## Data supplied
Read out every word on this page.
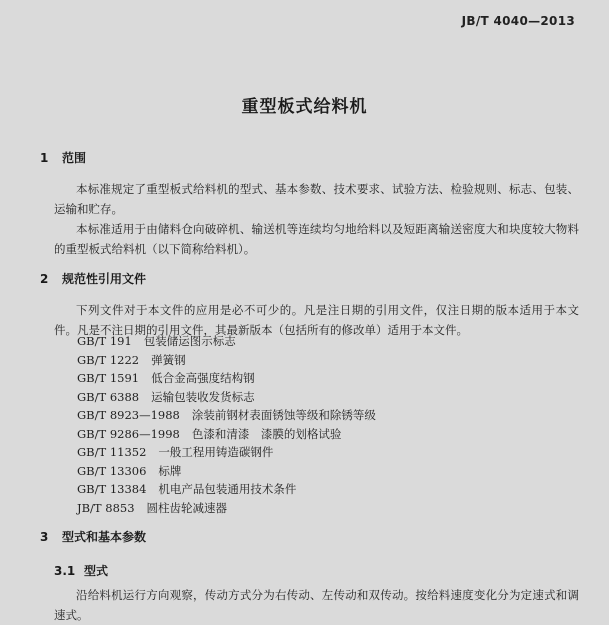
JB/T 4040—2013
重型板式给料机
1 范围

本标准规定了重型板式给料机的型式、基本参数、技术要求、试验方法、检验规则、标志、包装、运输和贮存。

本标准适用于由储料仓向破碎机、输送机等连续均匀地给料以及短距离输送密度大和块度较大物料的重型板式给料机（以下简称给料机）。

2 规范性引用文件

下列文件对于本文件的应用是必不可少的。凡是注日期的引用文件，仅注日期的版本适用于本文件。凡是不注日期的引用文件，其最新版本（包括所有的修改单）适用于本文件。

GB/T 191 包装储运图示标志
GB/T 1222 弹簧钢
GB/T 1591 低合金高强度结构钢
GB/T 6388 运输包装收发货标志
GB/T 8923—1988 涂装前钢材表面锈蚀等级和除锈等级
GB/T 9286—1998 色漆和清漆　漆膜的划格试验
GB/T 11352 一般工程用铸造碳钢件
GB/T 13306 标牌
GB/T 13384 机电产品包装通用技术条件
JB/T 8853 圆柱齿轮减速器
3 型式和基本参数
3.1 型式

沿给料机运行方向观察，传动方式分为右传动、左传动和双传动。按给料速度变化分为定速式和调速式。
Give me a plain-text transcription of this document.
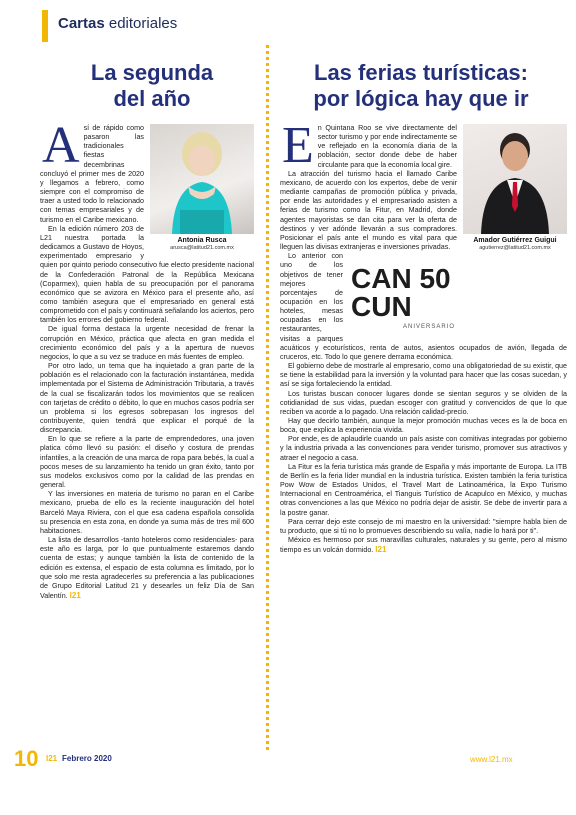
Cartas editoriales
La segunda
del año
Las ferias turísticas:
por lógica hay que ir
Antonia Rusca
arusca@latitud21.com.mx
A sí de rápido como pasaron las tradicionales fiestas decembrinas concluyó el primer mes de 2020 y llegamos a febrero, como siempre con el compromiso de traer a usted todo lo relacionado con temas empresariales y de turismo en el Caribe mexicano.

En la edición número 203 de L21 nuestra portada la dedicamos a Gustavo de Hoyos, experimentado empresario y quien por quinto periodo consecutivo fue electo presidente nacional de la Confederación Patronal de la República Mexicana (Coparmex), quien habla de su preocupación por el panorama económico que se avizora en México para el presente año, así como también asegura que el empresariado en general está comprometido con el país y continuará señalando los aciertos, pero también los errores del gobierno federal.

De igual forma destaca la urgente necesidad de frenar la corrupción en México, práctica que afecta en gran medida el crecimiento económico del país y a la apertura de nuevos negocios, lo que a su vez se traduce en más fuentes de empleo.

Por otro lado, un tema que ha inquietado a gran parte de la población es el relacionado con la facturación instantánea, medida implementada por el Sistema de Administración Tributaria, a través de la cual se fiscalizarán todos los movimientos que se realicen con tarjetas de crédito o débito, lo que en muchos casos podría ser un problema si los egresos sobrepasan los ingresos del contribuyente, quien tendrá que explicar el porqué de la discrepancia.

En lo que se refiere a la parte de emprendedores, una joven platica cómo llevó su pasión: el diseño y costura de prendas infantiles, a la creación de una marca de ropa para bebés, la cual a pocos meses de su lanzamiento ha tenido un gran éxito, tanto por sus modelos exclusivos como por la calidad de las prendas en general.

Y las inversiones en materia de turismo no paran en el Caribe mexicano, prueba de ello es la reciente inauguración del hotel Barceló Maya Riviera, con el que esa cadena española consolida su presencia en esta zona, en donde ya suma más de tres mil 600 habitaciones.

La lista de desarrollos -tanto hoteleros como residenciales- para este año es larga, por lo que puntualmente estaremos dando cuenta de estas; y aunque también la lista de contenido de la edición es extensa, el espacio de esta columna es limitado, por lo que solo me resta agradecerles su preferencia a las publicaciones de Grupo Editorial Latitud 21 y desearles un feliz Día de San Valentín. l21

Amador Gutiérrez Guigui
agutierrez@latitud21.com.mx
E n Quintana Roo se vive directamente del sector turismo y por ende indirectamente se ve reflejado en la economía diaria de la población, sector donde debe de haber circulante para que la economía local gire.

La atracción del turismo hacia el llamado Caribe mexicano, de acuerdo con los expertos, debe de venir mediante campañas de promoción pública y privada, por ende las autoridades y el empresariado asisten a ferias de turismo como la Fitur, en Madrid, donde agentes mayoristas se dan cita para ver la oferta de destinos y ver adónde llevarán a sus compradores. Posicionar el país ante el mundo es vital para que lleguen las divisas extranjeras e inversiones privadas.

CAN 50
CUN
ANIVERSARIO

Lo anterior con uno de los objetivos de tener mejores porcentajes de ocupación en los hoteles, mesas ocupadas en los restaurantes, visitas a parques acuáticos y ecoturísticos, renta de autos, asientos ocupados de avión, llegada de cruceros, etc. Todo lo que genere derrama económica.

El gobierno debe de mostrarle al empresario, como una obligatoriedad de su existir, que se tiene la estabilidad para la inversión y la voluntad para hacer que las cosas sucedan, y así se siga fortaleciendo la entidad.

Los turistas buscan conocer lugares donde se sientan seguros y se olviden de la cotidianidad de sus vidas, puedan escoger con gratitud y convencidos de que lo que reciben va acorde a lo pagado. Una relación calidad-precio.

Hay que decirlo también, aunque la mejor promoción muchas veces es la de boca en boca, que explica la experiencia vivida.

Por ende, es de aplaudirle cuando un país asiste con comitivas integradas por gobierno y la industria privada a las convenciones para vender turismo, promover sus atractivos y atraer el negocio a casa.

La Fitur es la feria turística más grande de España y más importante de Europa. La ITB de Berlín es la feria líder mundial en la industria turística. Existen también la feria turística Pow Wow de Estados Unidos, el Travel Mart de Latinoamérica, la Expo Turismo Internacional en Centroamérica, el Tianguis Turístico de Acapulco en México, y muchas otras convenciones a las que México no podría dejar de asistir. Se debe de invertir para a la postre ganar.

Para cerrar dejo este consejo de mi maestro en la universidad: "siempre habla bien de tu producto, que si tú no lo promueves describiendo su valía, nadie lo hará por ti".

México es hermoso por sus maravillas culturales, naturales y su gente, pero al mismo tiempo es un volcán dormido. l21

10 l21 Febrero 2020	www.l21.mx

## What you should do
Extract the entries in full, exactly as they are, minus the pictures.

## Answer
Read out every word on this page.
JB/T 4040—2013
重型板式给料机
1 范围

本标准规定了重型板式给料机的型式、基本参数、技术要求、试验方法、检验规则、标志、包装、运输和贮存。

本标准适用于由储料仓向破碎机、输送机等连续均匀地给料以及短距离输送密度大和块度较大物料的重型板式给料机（以下简称给料机）。

2 规范性引用文件

下列文件对于本文件的应用是必不可少的。凡是注日期的引用文件，仅注日期的版本适用于本文件。凡是不注日期的引用文件，其最新版本（包括所有的修改单）适用于本文件。

GB/T 191 包装储运图示标志
GB/T 1222 弹簧钢
GB/T 1591 低合金高强度结构钢
GB/T 6388 运输包装收发货标志
GB/T 8923—1988 涂装前钢材表面锈蚀等级和除锈等级
GB/T 9286—1998 色漆和清漆　漆膜的划格试验
GB/T 11352 一般工程用铸造碳钢件
GB/T 13306 标牌
GB/T 13384 机电产品包装通用技术条件
JB/T 8853 圆柱齿轮减速器
3 型式和基本参数
3.1 型式

沿给料机运行方向观察，传动方式分为右传动、左传动和双传动。按给料速度变化分为定速式和调速式。
Give me a plain-text transcription of this document.
Cartas editoriales
La segunda
del año
Las ferias turísticas:
por lógica hay que ir
Antonia Rusca
arusca@latitud21.com.mx
A sí de rápido como pasaron las tradicionales fiestas decembrinas concluyó el primer mes de 2020 y llegamos a febrero, como siempre con el compromiso de traer a usted todo lo relacionado con temas empresariales y de turismo en el Caribe mexicano.

En la edición número 203 de L21 nuestra portada la dedicamos a Gustavo de Hoyos, experimentado empresario y quien por quinto periodo consecutivo fue electo presidente nacional de la Confederación Patronal de la República Mexicana (Coparmex), quien habla de su preocupación por el panorama económico que se avizora en México para el presente año, así como también asegura que el empresariado en general está comprometido con el país y continuará señalando los aciertos, pero también los errores del gobierno federal.

De igual forma destaca la urgente necesidad de frenar la corrupción en México, práctica que afecta en gran medida el crecimiento económico del país y a la apertura de nuevos negocios, lo que a su vez se traduce en más fuentes de empleo.

Por otro lado, un tema que ha inquietado a gran parte de la población es el relacionado con la facturación instantánea, medida implementada por el Sistema de Administración Tributaria, a través de la cual se fiscalizarán todos los movimientos que se realicen con tarjetas de crédito o débito, lo que en muchos casos podría ser un problema si los egresos sobrepasan los ingresos del contribuyente, quien tendrá que explicar el porqué de la discrepancia.

En lo que se refiere a la parte de emprendedores, una joven platica cómo llevó su pasión: el diseño y costura de prendas infantiles, a la creación de una marca de ropa para bebés, la cual a pocos meses de su lanzamiento ha tenido un gran éxito, tanto por sus modelos exclusivos como por la calidad de las prendas en general.

Y las inversiones en materia de turismo no paran en el Caribe mexicano, prueba de ello es la reciente inauguración del hotel Barceló Maya Riviera, con el que esa cadena española consolida su presencia en esta zona, en donde ya suma más de tres mil 600 habitaciones.

La lista de desarrollos -tanto hoteleros como residenciales- para este año es larga, por lo que puntualmente estaremos dando cuenta de estas; y aunque también la lista de contenido de la edición es extensa, el espacio de esta columna es limitado, por lo que solo me resta agradecerles su preferencia a las publicaciones de Grupo Editorial Latitud 21 y desearles un feliz Día de San Valentín. l21

Amador Gutiérrez Guigui
agutierrez@latitud21.com.mx
E n Quintana Roo se vive directamente del sector turismo y por ende indirectamente se ve reflejado en la economía diaria de la población, sector donde debe de haber circulante para que la economía local gire.

La atracción del turismo hacia el llamado Caribe mexicano, de acuerdo con los expertos, debe de venir mediante campañas de promoción pública y privada, por ende las autoridades y el empresariado asisten a ferias de turismo como la Fitur, en Madrid, donde agentes mayoristas se dan cita para ver la oferta de destinos y ver adónde llevarán a sus compradores. Posicionar el país ante el mundo es vital para que lleguen las divisas extranjeras e inversiones privadas.

CAN 50
CUN
ANIVERSARIO

Lo anterior con uno de los objetivos de tener mejores porcentajes de ocupación en los hoteles, mesas ocupadas en los restaurantes, visitas a parques acuáticos y ecoturísticos, renta de autos, asientos ocupados de avión, llegada de cruceros, etc. Todo lo que genere derrama económica.

El gobierno debe de mostrarle al empresario, como una obligatoriedad de su existir, que se tiene la estabilidad para la inversión y la voluntad para hacer que las cosas sucedan, y así se siga fortaleciendo la entidad.

Los turistas buscan conocer lugares donde se sientan seguros y se olviden de la cotidianidad de sus vidas, puedan escoger con gratitud y convencidos de que lo que reciben va acorde a lo pagado. Una relación calidad-precio.

Hay que decirlo también, aunque la mejor promoción muchas veces es la de boca en boca, que explica la experiencia vivida.

Por ende, es de aplaudirle cuando un país asiste con comitivas integradas por gobierno y la industria privada a las convenciones para vender turismo, promover sus atractivos y atraer el negocio a casa.

La Fitur es la feria turística más grande de España y más importante de Europa. La ITB de Berlín es la feria líder mundial en la industria turística. Existen también la feria turística Pow Wow de Estados Unidos, el Travel Mart de Latinoamérica, la Expo Turismo Internacional en Centroamérica, el Tianguis Turístico de Acapulco en México, y muchas otras convenciones a las que México no podría dejar de asistir. Se debe de invertir para a la postre ganar.

Para cerrar dejo este consejo de mi maestro en la universidad: "siempre habla bien de tu producto, que si tú no lo promueves describiendo su valía, nadie lo hará por ti".

México es hermoso por sus maravillas culturales, naturales y su gente, pero al mismo tiempo es un volcán dormido. l21

10 l21 Febrero 2020	www.l21.mx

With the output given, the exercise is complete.